[Figure content listings]
▬▬▬

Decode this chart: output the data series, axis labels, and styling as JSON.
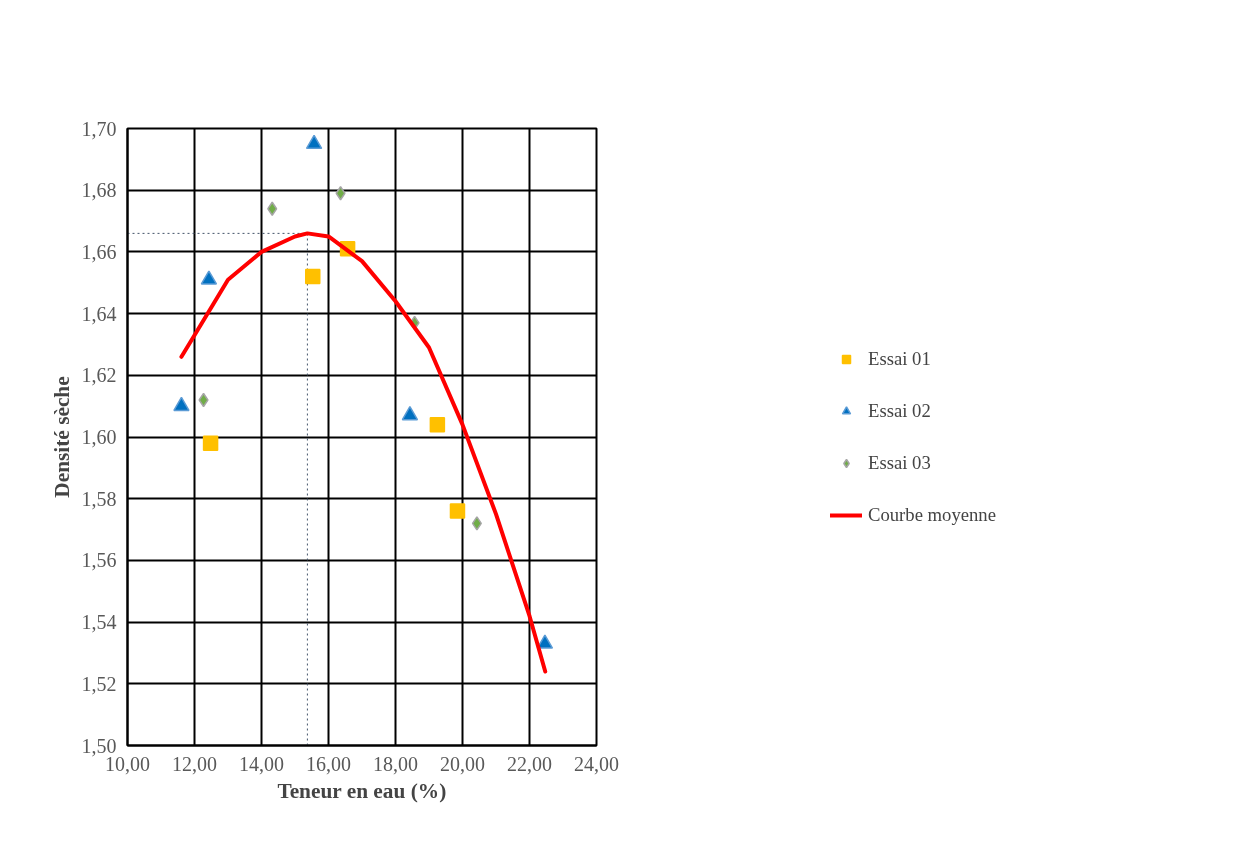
{
  "chart_data": {
    "type": "scatter",
    "xlabel": "Teneur en eau (%)",
    "ylabel": "Densité sèche",
    "xlim": [
      10,
      24
    ],
    "ylim": [
      1.5,
      1.7
    ],
    "xticks": [
      {
        "value": 10,
        "label": "10,00"
      },
      {
        "value": 12,
        "label": "12,00"
      },
      {
        "value": 14,
        "label": "14,00"
      },
      {
        "value": 16,
        "label": "16,00"
      },
      {
        "value": 18,
        "label": "18,00"
      },
      {
        "value": 20,
        "label": "20,00"
      },
      {
        "value": 22,
        "label": "22,00"
      },
      {
        "value": 24,
        "label": "24,00"
      }
    ],
    "yticks": [
      {
        "value": 1.5,
        "label": "1,50"
      },
      {
        "value": 1.52,
        "label": "1,52"
      },
      {
        "value": 1.54,
        "label": "1,54"
      },
      {
        "value": 1.56,
        "label": "1,56"
      },
      {
        "value": 1.58,
        "label": "1,58"
      },
      {
        "value": 1.6,
        "label": "1,60"
      },
      {
        "value": 1.62,
        "label": "1,62"
      },
      {
        "value": 1.64,
        "label": "1,64"
      },
      {
        "value": 1.66,
        "label": "1,66"
      },
      {
        "value": 1.68,
        "label": "1,68"
      },
      {
        "value": 1.7,
        "label": "1,70"
      }
    ],
    "grid": true,
    "legend": "right",
    "series": [
      {
        "name": "Essai 01",
        "marker": "square",
        "color": "#ffc000",
        "x": [
          12.48,
          15.53,
          16.57,
          19.25,
          19.85
        ],
        "values": [
          1.598,
          1.652,
          1.661,
          1.604,
          1.576
        ]
      },
      {
        "name": "Essai 02",
        "marker": "triangle",
        "color": "#0070c0",
        "x": [
          11.61,
          12.43,
          15.57,
          18.43,
          22.46
        ],
        "values": [
          1.61,
          1.651,
          1.695,
          1.607,
          1.533
        ]
      },
      {
        "name": "Essai 03",
        "marker": "diamond",
        "color": "#70ad47",
        "x": [
          12.27,
          14.32,
          16.36,
          18.57,
          20.43
        ],
        "values": [
          1.612,
          1.674,
          1.679,
          1.637,
          1.572
        ]
      },
      {
        "name": "Courbe moyenne",
        "type": "line",
        "color": "#ff0000",
        "x": [
          11.61,
          12,
          13,
          14,
          15,
          15.37,
          16,
          17,
          18,
          19,
          20,
          21,
          22,
          22.47
        ],
        "values": [
          1.626,
          1.633,
          1.651,
          1.66,
          1.665,
          1.666,
          1.665,
          1.657,
          1.644,
          1.629,
          1.604,
          1.575,
          1.542,
          1.524
        ]
      }
    ],
    "ref_lines": [
      {
        "axis": "y",
        "value": 1.666,
        "color": "#44546a",
        "line_style": "dotted"
      },
      {
        "axis": "x",
        "value": 15.37,
        "color": "#44546a",
        "line_style": "dotted"
      }
    ]
  }
}
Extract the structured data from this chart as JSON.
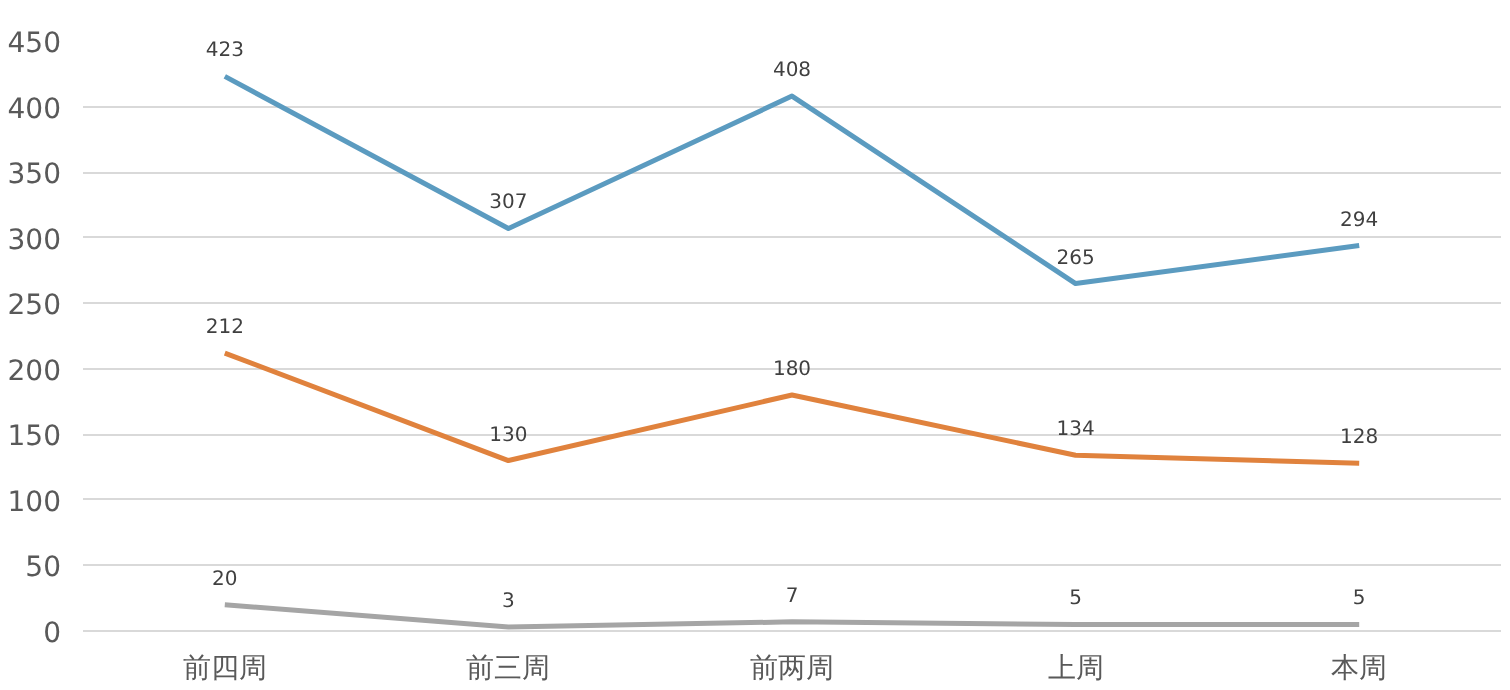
{
  "chart_data": {
    "type": "line",
    "categories": [
      "前四周",
      "前三周",
      "前两周",
      "上周",
      "本周"
    ],
    "series": [
      {
        "color": "#5b9bc0",
        "values": [
          423,
          307,
          408,
          265,
          294
        ]
      },
      {
        "color": "#e0823d",
        "values": [
          212,
          130,
          180,
          134,
          128
        ]
      },
      {
        "color": "#a5a5a5",
        "values": [
          20,
          3,
          7,
          5,
          5
        ]
      }
    ],
    "ylim": [
      0,
      450
    ],
    "yticks": [
      0,
      50,
      100,
      150,
      200,
      250,
      300,
      350,
      400,
      450
    ],
    "grid": "y",
    "data_labels": true,
    "marker": "none"
  }
}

▬▬▬

Problem requirements: Return all the lines that contain the string "marker".

Solution for this problem:
        "marker": "square",
        "marker": "triangle",
        "marker": "diamond",
    "marker": "none"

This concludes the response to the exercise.